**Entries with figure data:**
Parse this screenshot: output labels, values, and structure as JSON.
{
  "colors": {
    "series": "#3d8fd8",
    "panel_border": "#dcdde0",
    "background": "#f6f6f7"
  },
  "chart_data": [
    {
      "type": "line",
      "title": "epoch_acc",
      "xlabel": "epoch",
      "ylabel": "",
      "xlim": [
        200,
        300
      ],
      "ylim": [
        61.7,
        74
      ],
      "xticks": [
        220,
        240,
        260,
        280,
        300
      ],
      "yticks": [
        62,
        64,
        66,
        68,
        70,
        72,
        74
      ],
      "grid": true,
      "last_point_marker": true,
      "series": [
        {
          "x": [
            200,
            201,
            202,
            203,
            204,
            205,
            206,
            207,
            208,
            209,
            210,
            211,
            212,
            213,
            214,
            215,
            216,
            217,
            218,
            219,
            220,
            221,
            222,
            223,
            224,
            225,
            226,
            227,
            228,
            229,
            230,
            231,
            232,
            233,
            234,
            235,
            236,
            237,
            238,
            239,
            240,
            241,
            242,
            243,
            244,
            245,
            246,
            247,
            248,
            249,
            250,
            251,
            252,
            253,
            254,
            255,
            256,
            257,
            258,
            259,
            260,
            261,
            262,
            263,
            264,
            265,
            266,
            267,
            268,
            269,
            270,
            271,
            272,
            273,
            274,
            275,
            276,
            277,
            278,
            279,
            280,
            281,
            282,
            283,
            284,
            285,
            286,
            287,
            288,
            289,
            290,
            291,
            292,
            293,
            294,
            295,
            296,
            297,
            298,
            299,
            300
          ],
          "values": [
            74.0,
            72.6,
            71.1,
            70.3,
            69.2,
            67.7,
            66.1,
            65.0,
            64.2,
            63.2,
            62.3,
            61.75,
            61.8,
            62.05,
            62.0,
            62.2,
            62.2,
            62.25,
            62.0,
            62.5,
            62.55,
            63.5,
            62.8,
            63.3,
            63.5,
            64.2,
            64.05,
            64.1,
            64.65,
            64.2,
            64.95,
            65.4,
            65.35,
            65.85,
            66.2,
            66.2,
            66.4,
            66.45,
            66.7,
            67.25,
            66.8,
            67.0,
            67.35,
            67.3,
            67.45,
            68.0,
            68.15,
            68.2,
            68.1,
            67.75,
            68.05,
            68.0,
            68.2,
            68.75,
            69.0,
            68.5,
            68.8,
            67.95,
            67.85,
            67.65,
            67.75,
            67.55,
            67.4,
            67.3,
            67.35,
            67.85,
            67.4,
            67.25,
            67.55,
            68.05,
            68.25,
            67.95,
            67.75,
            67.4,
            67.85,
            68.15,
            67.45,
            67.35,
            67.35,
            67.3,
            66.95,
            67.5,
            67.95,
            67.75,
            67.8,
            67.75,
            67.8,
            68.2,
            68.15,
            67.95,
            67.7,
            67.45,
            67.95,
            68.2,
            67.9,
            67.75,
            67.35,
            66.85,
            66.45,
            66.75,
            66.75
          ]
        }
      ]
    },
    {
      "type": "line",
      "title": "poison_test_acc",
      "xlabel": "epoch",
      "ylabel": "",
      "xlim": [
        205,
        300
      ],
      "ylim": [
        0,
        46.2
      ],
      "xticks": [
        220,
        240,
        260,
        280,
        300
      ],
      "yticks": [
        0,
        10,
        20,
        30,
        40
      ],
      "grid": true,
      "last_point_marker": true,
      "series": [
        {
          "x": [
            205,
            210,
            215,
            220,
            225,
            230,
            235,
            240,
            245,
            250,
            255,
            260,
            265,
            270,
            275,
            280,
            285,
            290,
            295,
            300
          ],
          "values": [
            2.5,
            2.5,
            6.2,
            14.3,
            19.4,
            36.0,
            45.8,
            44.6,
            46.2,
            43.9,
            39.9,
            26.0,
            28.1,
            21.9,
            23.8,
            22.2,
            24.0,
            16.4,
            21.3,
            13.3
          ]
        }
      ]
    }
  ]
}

**WORK TO COMPLETE:**
Take the records above and return them exactly as written.

**THE SOLUTION:**
Parse this screenshot: output labels, values, and structure as JSON.
{
  "colors": {
    "series": "#3d8fd8",
    "panel_border": "#dcdde0",
    "background": "#f6f6f7"
  },
  "chart_data": [
    {
      "type": "line",
      "title": "epoch_acc",
      "xlabel": "epoch",
      "ylabel": "",
      "xlim": [
        200,
        300
      ],
      "ylim": [
        61.7,
        74
      ],
      "xticks": [
        220,
        240,
        260,
        280,
        300
      ],
      "yticks": [
        62,
        64,
        66,
        68,
        70,
        72,
        74
      ],
      "grid": true,
      "last_point_marker": true,
      "series": [
        {
          "x": [
            200,
            201,
            202,
            203,
            204,
            205,
            206,
            207,
            208,
            209,
            210,
            211,
            212,
            213,
            214,
            215,
            216,
            217,
            218,
            219,
            220,
            221,
            222,
            223,
            224,
            225,
            226,
            227,
            228,
            229,
            230,
            231,
            232,
            233,
            234,
            235,
            236,
            237,
            238,
            239,
            240,
            241,
            242,
            243,
            244,
            245,
            246,
            247,
            248,
            249,
            250,
            251,
            252,
            253,
            254,
            255,
            256,
            257,
            258,
            259,
            260,
            261,
            262,
            263,
            264,
            265,
            266,
            267,
            268,
            269,
            270,
            271,
            272,
            273,
            274,
            275,
            276,
            277,
            278,
            279,
            280,
            281,
            282,
            283,
            284,
            285,
            286,
            287,
            288,
            289,
            290,
            291,
            292,
            293,
            294,
            295,
            296,
            297,
            298,
            299,
            300
          ],
          "values": [
            74.0,
            72.6,
            71.1,
            70.3,
            69.2,
            67.7,
            66.1,
            65.0,
            64.2,
            63.2,
            62.3,
            61.75,
            61.8,
            62.05,
            62.0,
            62.2,
            62.2,
            62.25,
            62.0,
            62.5,
            62.55,
            63.5,
            62.8,
            63.3,
            63.5,
            64.2,
            64.05,
            64.1,
            64.65,
            64.2,
            64.95,
            65.4,
            65.35,
            65.85,
            66.2,
            66.2,
            66.4,
            66.45,
            66.7,
            67.25,
            66.8,
            67.0,
            67.35,
            67.3,
            67.45,
            68.0,
            68.15,
            68.2,
            68.1,
            67.75,
            68.05,
            68.0,
            68.2,
            68.75,
            69.0,
            68.5,
            68.8,
            67.95,
            67.85,
            67.65,
            67.75,
            67.55,
            67.4,
            67.3,
            67.35,
            67.85,
            67.4,
            67.25,
            67.55,
            68.05,
            68.25,
            67.95,
            67.75,
            67.4,
            67.85,
            68.15,
            67.45,
            67.35,
            67.35,
            67.3,
            66.95,
            67.5,
            67.95,
            67.75,
            67.8,
            67.75,
            67.8,
            68.2,
            68.15,
            67.95,
            67.7,
            67.45,
            67.95,
            68.2,
            67.9,
            67.75,
            67.35,
            66.85,
            66.45,
            66.75,
            66.75
          ]
        }
      ]
    },
    {
      "type": "line",
      "title": "poison_test_acc",
      "xlabel": "epoch",
      "ylabel": "",
      "xlim": [
        205,
        300
      ],
      "ylim": [
        0,
        46.2
      ],
      "xticks": [
        220,
        240,
        260,
        280,
        300
      ],
      "yticks": [
        0,
        10,
        20,
        30,
        40
      ],
      "grid": true,
      "last_point_marker": true,
      "series": [
        {
          "x": [
            205,
            210,
            215,
            220,
            225,
            230,
            235,
            240,
            245,
            250,
            255,
            260,
            265,
            270,
            275,
            280,
            285,
            290,
            295,
            300
          ],
          "values": [
            2.5,
            2.5,
            6.2,
            14.3,
            19.4,
            36.0,
            45.8,
            44.6,
            46.2,
            43.9,
            39.9,
            26.0,
            28.1,
            21.9,
            23.8,
            22.2,
            24.0,
            16.4,
            21.3,
            13.3
          ]
        }
      ]
    }
  ]
}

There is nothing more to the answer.